» **What the exercise asks**: The records that follow are to be transcribed in full, without their images.

________________

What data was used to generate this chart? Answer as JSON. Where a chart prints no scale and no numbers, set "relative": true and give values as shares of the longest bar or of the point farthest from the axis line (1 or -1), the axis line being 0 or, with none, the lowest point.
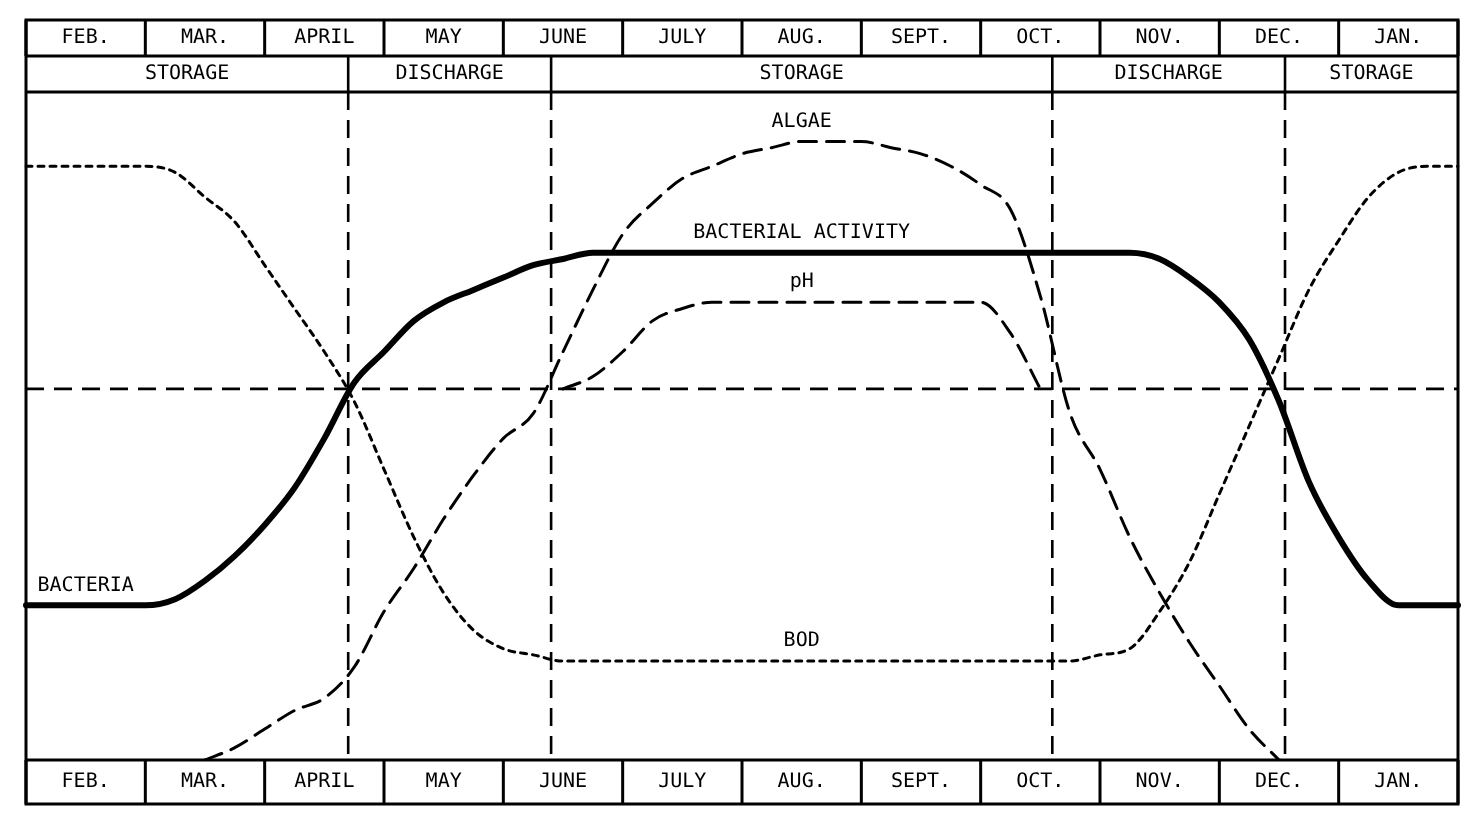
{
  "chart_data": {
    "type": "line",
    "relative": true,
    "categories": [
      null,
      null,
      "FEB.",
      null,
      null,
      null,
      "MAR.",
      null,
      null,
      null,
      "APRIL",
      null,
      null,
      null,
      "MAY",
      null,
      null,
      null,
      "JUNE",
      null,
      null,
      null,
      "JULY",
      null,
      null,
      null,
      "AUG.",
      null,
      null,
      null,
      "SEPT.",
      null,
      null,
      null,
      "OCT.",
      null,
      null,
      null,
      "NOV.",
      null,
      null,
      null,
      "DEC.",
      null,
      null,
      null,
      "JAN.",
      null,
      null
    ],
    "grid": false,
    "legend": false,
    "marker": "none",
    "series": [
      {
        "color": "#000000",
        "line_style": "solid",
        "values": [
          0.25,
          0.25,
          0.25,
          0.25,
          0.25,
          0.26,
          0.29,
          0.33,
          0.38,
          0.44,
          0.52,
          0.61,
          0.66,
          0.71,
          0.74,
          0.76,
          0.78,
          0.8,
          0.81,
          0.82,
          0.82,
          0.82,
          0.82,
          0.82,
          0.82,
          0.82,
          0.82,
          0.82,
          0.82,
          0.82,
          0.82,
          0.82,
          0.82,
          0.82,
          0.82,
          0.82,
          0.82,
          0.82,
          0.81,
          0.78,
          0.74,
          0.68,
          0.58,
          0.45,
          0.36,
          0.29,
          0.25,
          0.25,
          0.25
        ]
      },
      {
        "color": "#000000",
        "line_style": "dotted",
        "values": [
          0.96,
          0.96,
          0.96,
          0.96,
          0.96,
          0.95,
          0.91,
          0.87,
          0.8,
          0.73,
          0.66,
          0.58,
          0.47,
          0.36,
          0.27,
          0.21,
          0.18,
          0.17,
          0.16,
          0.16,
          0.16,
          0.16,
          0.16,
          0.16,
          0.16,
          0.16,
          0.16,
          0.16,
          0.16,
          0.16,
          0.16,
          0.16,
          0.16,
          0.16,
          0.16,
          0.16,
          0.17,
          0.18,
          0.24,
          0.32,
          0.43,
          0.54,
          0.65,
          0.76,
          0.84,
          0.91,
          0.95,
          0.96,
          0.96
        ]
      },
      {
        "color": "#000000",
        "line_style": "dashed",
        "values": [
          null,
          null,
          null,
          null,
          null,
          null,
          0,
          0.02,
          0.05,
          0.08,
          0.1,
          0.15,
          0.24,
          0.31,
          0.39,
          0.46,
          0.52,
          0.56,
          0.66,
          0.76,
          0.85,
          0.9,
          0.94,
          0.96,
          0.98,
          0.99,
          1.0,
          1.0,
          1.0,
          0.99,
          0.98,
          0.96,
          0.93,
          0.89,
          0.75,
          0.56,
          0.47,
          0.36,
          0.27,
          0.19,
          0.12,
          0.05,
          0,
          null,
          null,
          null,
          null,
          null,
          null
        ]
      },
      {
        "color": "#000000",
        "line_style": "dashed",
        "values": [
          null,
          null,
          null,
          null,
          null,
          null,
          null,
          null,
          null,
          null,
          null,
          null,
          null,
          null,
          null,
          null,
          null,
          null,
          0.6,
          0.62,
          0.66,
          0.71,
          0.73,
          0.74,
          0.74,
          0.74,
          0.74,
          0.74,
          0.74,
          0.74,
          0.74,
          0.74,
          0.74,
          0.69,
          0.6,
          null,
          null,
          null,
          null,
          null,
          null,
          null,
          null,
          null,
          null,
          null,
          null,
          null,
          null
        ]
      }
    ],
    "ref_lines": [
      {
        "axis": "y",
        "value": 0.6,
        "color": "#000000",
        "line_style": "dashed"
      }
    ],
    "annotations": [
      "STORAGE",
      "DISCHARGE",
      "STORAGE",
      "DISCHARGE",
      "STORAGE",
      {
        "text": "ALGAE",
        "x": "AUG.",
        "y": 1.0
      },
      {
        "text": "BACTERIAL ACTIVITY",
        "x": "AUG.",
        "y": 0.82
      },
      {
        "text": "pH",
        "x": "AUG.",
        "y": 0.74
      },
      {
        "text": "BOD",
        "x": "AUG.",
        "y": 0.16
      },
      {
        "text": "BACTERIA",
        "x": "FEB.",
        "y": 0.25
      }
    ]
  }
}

________________

» **Answer space**:
What data was used to generate this chart? Answer as JSON. Where a chart prints no scale and no numbers, set "relative": true and give values as shares of the longest bar or of the point farthest from the axis line (1 or -1), the axis line being 0 or, with none, the lowest point.
{
  "chart_data": {
    "type": "line",
    "relative": true,
    "categories": [
      null,
      null,
      "FEB.",
      null,
      null,
      null,
      "MAR.",
      null,
      null,
      null,
      "APRIL",
      null,
      null,
      null,
      "MAY",
      null,
      null,
      null,
      "JUNE",
      null,
      null,
      null,
      "JULY",
      null,
      null,
      null,
      "AUG.",
      null,
      null,
      null,
      "SEPT.",
      null,
      null,
      null,
      "OCT.",
      null,
      null,
      null,
      "NOV.",
      null,
      null,
      null,
      "DEC.",
      null,
      null,
      null,
      "JAN.",
      null,
      null
    ],
    "grid": false,
    "legend": false,
    "marker": "none",
    "series": [
      {
        "color": "#000000",
        "line_style": "solid",
        "values": [
          0.25,
          0.25,
          0.25,
          0.25,
          0.25,
          0.26,
          0.29,
          0.33,
          0.38,
          0.44,
          0.52,
          0.61,
          0.66,
          0.71,
          0.74,
          0.76,
          0.78,
          0.8,
          0.81,
          0.82,
          0.82,
          0.82,
          0.82,
          0.82,
          0.82,
          0.82,
          0.82,
          0.82,
          0.82,
          0.82,
          0.82,
          0.82,
          0.82,
          0.82,
          0.82,
          0.82,
          0.82,
          0.82,
          0.81,
          0.78,
          0.74,
          0.68,
          0.58,
          0.45,
          0.36,
          0.29,
          0.25,
          0.25,
          0.25
        ]
      },
      {
        "color": "#000000",
        "line_style": "dotted",
        "values": [
          0.96,
          0.96,
          0.96,
          0.96,
          0.96,
          0.95,
          0.91,
          0.87,
          0.8,
          0.73,
          0.66,
          0.58,
          0.47,
          0.36,
          0.27,
          0.21,
          0.18,
          0.17,
          0.16,
          0.16,
          0.16,
          0.16,
          0.16,
          0.16,
          0.16,
          0.16,
          0.16,
          0.16,
          0.16,
          0.16,
          0.16,
          0.16,
          0.16,
          0.16,
          0.16,
          0.16,
          0.17,
          0.18,
          0.24,
          0.32,
          0.43,
          0.54,
          0.65,
          0.76,
          0.84,
          0.91,
          0.95,
          0.96,
          0.96
        ]
      },
      {
        "color": "#000000",
        "line_style": "dashed",
        "values": [
          null,
          null,
          null,
          null,
          null,
          null,
          0,
          0.02,
          0.05,
          0.08,
          0.1,
          0.15,
          0.24,
          0.31,
          0.39,
          0.46,
          0.52,
          0.56,
          0.66,
          0.76,
          0.85,
          0.9,
          0.94,
          0.96,
          0.98,
          0.99,
          1.0,
          1.0,
          1.0,
          0.99,
          0.98,
          0.96,
          0.93,
          0.89,
          0.75,
          0.56,
          0.47,
          0.36,
          0.27,
          0.19,
          0.12,
          0.05,
          0,
          null,
          null,
          null,
          null,
          null,
          null
        ]
      },
      {
        "color": "#000000",
        "line_style": "dashed",
        "values": [
          null,
          null,
          null,
          null,
          null,
          null,
          null,
          null,
          null,
          null,
          null,
          null,
          null,
          null,
          null,
          null,
          null,
          null,
          0.6,
          0.62,
          0.66,
          0.71,
          0.73,
          0.74,
          0.74,
          0.74,
          0.74,
          0.74,
          0.74,
          0.74,
          0.74,
          0.74,
          0.74,
          0.69,
          0.6,
          null,
          null,
          null,
          null,
          null,
          null,
          null,
          null,
          null,
          null,
          null,
          null,
          null,
          null
        ]
      }
    ],
    "ref_lines": [
      {
        "axis": "y",
        "value": 0.6,
        "color": "#000000",
        "line_style": "dashed"
      }
    ],
    "annotations": [
      "STORAGE",
      "DISCHARGE",
      "STORAGE",
      "DISCHARGE",
      "STORAGE",
      {
        "text": "ALGAE",
        "x": "AUG.",
        "y": 1.0
      },
      {
        "text": "BACTERIAL ACTIVITY",
        "x": "AUG.",
        "y": 0.82
      },
      {
        "text": "pH",
        "x": "AUG.",
        "y": 0.74
      },
      {
        "text": "BOD",
        "x": "AUG.",
        "y": 0.16
      },
      {
        "text": "BACTERIA",
        "x": "FEB.",
        "y": 0.25
      }
    ]
  }
}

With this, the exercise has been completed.